▶ _REQUIREMENTS_:
Output the full listing below exactly as it reads, and skip anything that is a picture.

· · · ·

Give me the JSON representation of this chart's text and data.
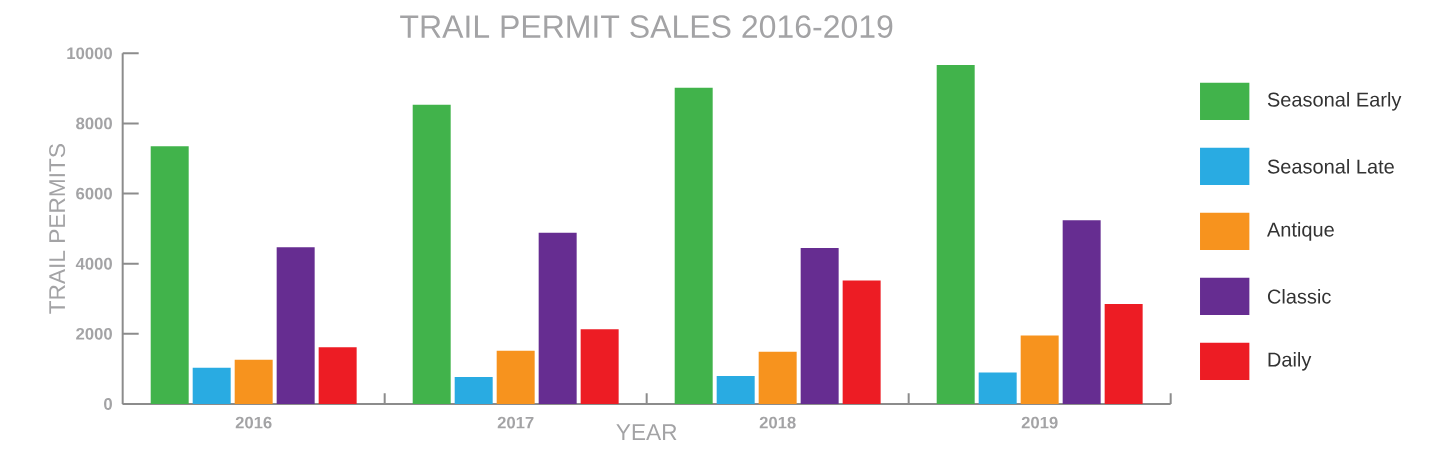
{
  "chart_data": {
    "type": "bar",
    "title": "TRAIL PERMIT SALES 2016-2019",
    "xlabel": "YEAR",
    "ylabel": "TRAIL PERMITS",
    "categories": [
      "2016",
      "2017",
      "2018",
      "2019"
    ],
    "series": [
      {
        "name": "Seasonal Early",
        "color": "#41b34b",
        "values": [
          7350,
          8530,
          9020,
          9670
        ]
      },
      {
        "name": "Seasonal Late",
        "color": "#29abe2",
        "values": [
          1030,
          770,
          800,
          900
        ]
      },
      {
        "name": "Antique",
        "color": "#f7931e",
        "values": [
          1260,
          1520,
          1490,
          1950
        ]
      },
      {
        "name": "Classic",
        "color": "#662d91",
        "values": [
          4470,
          4880,
          4450,
          5240
        ]
      },
      {
        "name": "Daily",
        "color": "#ed1c24",
        "values": [
          1620,
          2130,
          3520,
          2850
        ]
      }
    ],
    "ylim": [
      0,
      10000
    ],
    "yticks": [
      0,
      2000,
      4000,
      6000,
      8000,
      10000
    ],
    "legend": "right"
  }
}
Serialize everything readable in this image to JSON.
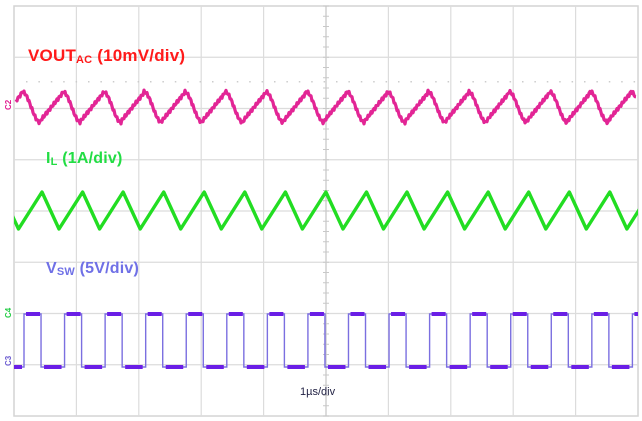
{
  "chart_data": {
    "type": "line",
    "title": "",
    "xlabel": "1µs/div",
    "ylabel": "",
    "grid": true,
    "grid_divisions": {
      "x": 10,
      "y": 8
    },
    "x_range_us": [
      0,
      10
    ],
    "series": [
      {
        "name": "VOUT_AC",
        "label_main": "VOUT",
        "label_sub": "AC",
        "label_suffix": " (10mV/div)",
        "scale": "10mV/div",
        "channel": "C2",
        "color": "#e0198f",
        "label_color": "#ff1a1a",
        "shape": "ripple",
        "period_us": 0.65,
        "peak_to_peak_div": 0.6
      },
      {
        "name": "IL",
        "label_main": "I",
        "label_sub": "L",
        "label_suffix": " (1A/div)",
        "scale": "1A/div",
        "channel": "C4",
        "color": "#22dd22",
        "label_color": "#22dd44",
        "shape": "triangle",
        "period_us": 0.65,
        "peak_to_peak_div": 0.7
      },
      {
        "name": "VSW",
        "label_main": "V",
        "label_sub": "SW",
        "label_suffix": " (5V/div)",
        "scale": "5V/div",
        "channel": "C3",
        "color": "#6a1ee6",
        "label_color": "#6f70e6",
        "shape": "square",
        "period_us": 0.65,
        "duty_cycle": 0.42,
        "amplitude_div": 1.05
      }
    ],
    "annotations": [
      "1µs/div"
    ]
  },
  "markers": {
    "c2": "C2",
    "c4": "C4",
    "c3": "C3"
  },
  "labels": {
    "time": "1µs/div"
  }
}
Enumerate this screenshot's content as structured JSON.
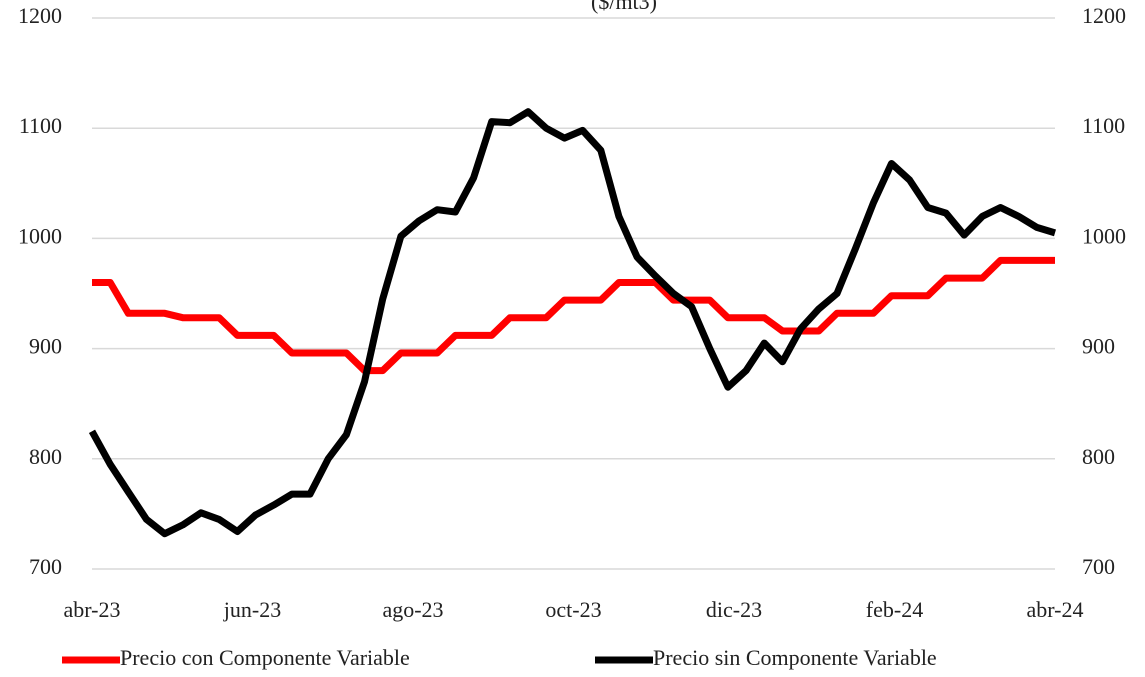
{
  "chart_data": {
    "type": "line",
    "title": "($/mt3)",
    "xtick_labels": [
      "abr-23",
      "jun-23",
      "ago-23",
      "oct-23",
      "dic-23",
      "feb-24",
      "abr-24"
    ],
    "ylim": [
      700,
      1200
    ],
    "yticks": [
      700,
      800,
      900,
      1000,
      1100,
      1200
    ],
    "y2lim": [
      700,
      1200
    ],
    "y2ticks": [
      700,
      800,
      900,
      1000,
      1100,
      1200
    ],
    "grid": true,
    "legend": "bottom",
    "series": [
      {
        "name": "Precio con Componente Variable",
        "color": "#ff0000",
        "values": [
          960,
          960,
          932,
          932,
          932,
          928,
          928,
          928,
          912,
          912,
          912,
          896,
          896,
          896,
          896,
          880,
          880,
          896,
          896,
          896,
          912,
          912,
          912,
          928,
          928,
          928,
          944,
          944,
          944,
          960,
          960,
          960,
          944,
          944,
          944,
          928,
          928,
          928,
          916,
          916,
          916,
          932,
          932,
          932,
          948,
          948,
          948,
          964,
          964,
          964,
          980,
          980,
          980,
          980
        ]
      },
      {
        "name": "Precio sin Componente Variable",
        "color": "#000000",
        "values": [
          825,
          795,
          770,
          745,
          732,
          740,
          751,
          745,
          734,
          749,
          758,
          768,
          768,
          800,
          822,
          870,
          945,
          1002,
          1016,
          1026,
          1024,
          1055,
          1106,
          1105,
          1115,
          1100,
          1091,
          1098,
          1080,
          1020,
          983,
          966,
          950,
          938,
          900,
          865,
          880,
          905,
          888,
          918,
          936,
          950,
          990,
          1032,
          1068,
          1053,
          1028,
          1023,
          1003,
          1020,
          1028,
          1020,
          1010,
          1005
        ]
      }
    ]
  }
}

· · · ·

▶ _SOLUTION TO THIS EXERCISE_:
Give me the JSON representation of this chart's text and data.
{
  "chart_data": {
    "type": "bar",
    "title": "TRAIL PERMIT SALES 2016-2019",
    "xlabel": "YEAR",
    "ylabel": "TRAIL PERMITS",
    "categories": [
      "2016",
      "2017",
      "2018",
      "2019"
    ],
    "series": [
      {
        "name": "Seasonal Early",
        "color": "#41b34b",
        "values": [
          7350,
          8530,
          9020,
          9670
        ]
      },
      {
        "name": "Seasonal Late",
        "color": "#29abe2",
        "values": [
          1030,
          770,
          800,
          900
        ]
      },
      {
        "name": "Antique",
        "color": "#f7931e",
        "values": [
          1260,
          1520,
          1490,
          1950
        ]
      },
      {
        "name": "Classic",
        "color": "#662d91",
        "values": [
          4470,
          4880,
          4450,
          5240
        ]
      },
      {
        "name": "Daily",
        "color": "#ed1c24",
        "values": [
          1620,
          2130,
          3520,
          2850
        ]
      }
    ],
    "ylim": [
      0,
      10000
    ],
    "yticks": [
      0,
      2000,
      4000,
      6000,
      8000,
      10000
    ],
    "legend": "right"
  }
}
Serialize everything readable in this image to JSON.
{
  "chart_data": {
    "type": "line",
    "title": "",
    "xlabel": "1µs/div",
    "ylabel": "",
    "grid": true,
    "grid_divisions": {
      "x": 10,
      "y": 8
    },
    "x_range_us": [
      0,
      10
    ],
    "series": [
      {
        "name": "VOUT_AC",
        "label_main": "VOUT",
        "label_sub": "AC",
        "label_suffix": " (10mV/div)",
        "scale": "10mV/div",
        "channel": "C2",
        "color": "#e0198f",
        "label_color": "#ff1a1a",
        "shape": "ripple",
        "period_us": 0.65,
        "peak_to_peak_div": 0.6
      },
      {
        "name": "IL",
        "label_main": "I",
        "label_sub": "L",
        "label_suffix": " (1A/div)",
        "scale": "1A/div",
        "channel": "C4",
        "color": "#22dd22",
        "label_color": "#22dd44",
        "shape": "triangle",
        "period_us": 0.65,
        "peak_to_peak_div": 0.7
      },
      {
        "name": "VSW",
        "label_main": "V",
        "label_sub": "SW",
        "label_suffix": " (5V/div)",
        "scale": "5V/div",
        "channel": "C3",
        "color": "#6a1ee6",
        "label_color": "#6f70e6",
        "shape": "square",
        "period_us": 0.65,
        "duty_cycle": 0.42,
        "amplitude_div": 1.05
      }
    ],
    "annotations": [
      "1µs/div"
    ]
  },
  "markers": {
    "c2": "C2",
    "c4": "C4",
    "c3": "C3"
  },
  "labels": {
    "time": "1µs/div"
  }
}
Enumerate this screenshot's content as structured JSON.
{
  "chart_data": {
    "type": "line",
    "title": "($/mt3)",
    "xtick_labels": [
      "abr-23",
      "jun-23",
      "ago-23",
      "oct-23",
      "dic-23",
      "feb-24",
      "abr-24"
    ],
    "ylim": [
      700,
      1200
    ],
    "yticks": [
      700,
      800,
      900,
      1000,
      1100,
      1200
    ],
    "y2lim": [
      700,
      1200
    ],
    "y2ticks": [
      700,
      800,
      900,
      1000,
      1100,
      1200
    ],
    "grid": true,
    "legend": "bottom",
    "series": [
      {
        "name": "Precio con Componente Variable",
        "color": "#ff0000",
        "values": [
          960,
          960,
          932,
          932,
          932,
          928,
          928,
          928,
          912,
          912,
          912,
          896,
          896,
          896,
          896,
          880,
          880,
          896,
          896,
          896,
          912,
          912,
          912,
          928,
          928,
          928,
          944,
          944,
          944,
          960,
          960,
          960,
          944,
          944,
          944,
          928,
          928,
          928,
          916,
          916,
          916,
          932,
          932,
          932,
          948,
          948,
          948,
          964,
          964,
          964,
          980,
          980,
          980,
          980
        ]
      },
      {
        "name": "Precio sin Componente Variable",
        "color": "#000000",
        "values": [
          825,
          795,
          770,
          745,
          732,
          740,
          751,
          745,
          734,
          749,
          758,
          768,
          768,
          800,
          822,
          870,
          945,
          1002,
          1016,
          1026,
          1024,
          1055,
          1106,
          1105,
          1115,
          1100,
          1091,
          1098,
          1080,
          1020,
          983,
          966,
          950,
          938,
          900,
          865,
          880,
          905,
          888,
          918,
          936,
          950,
          990,
          1032,
          1068,
          1053,
          1028,
          1023,
          1003,
          1020,
          1028,
          1020,
          1010,
          1005
        ]
      }
    ]
  }
}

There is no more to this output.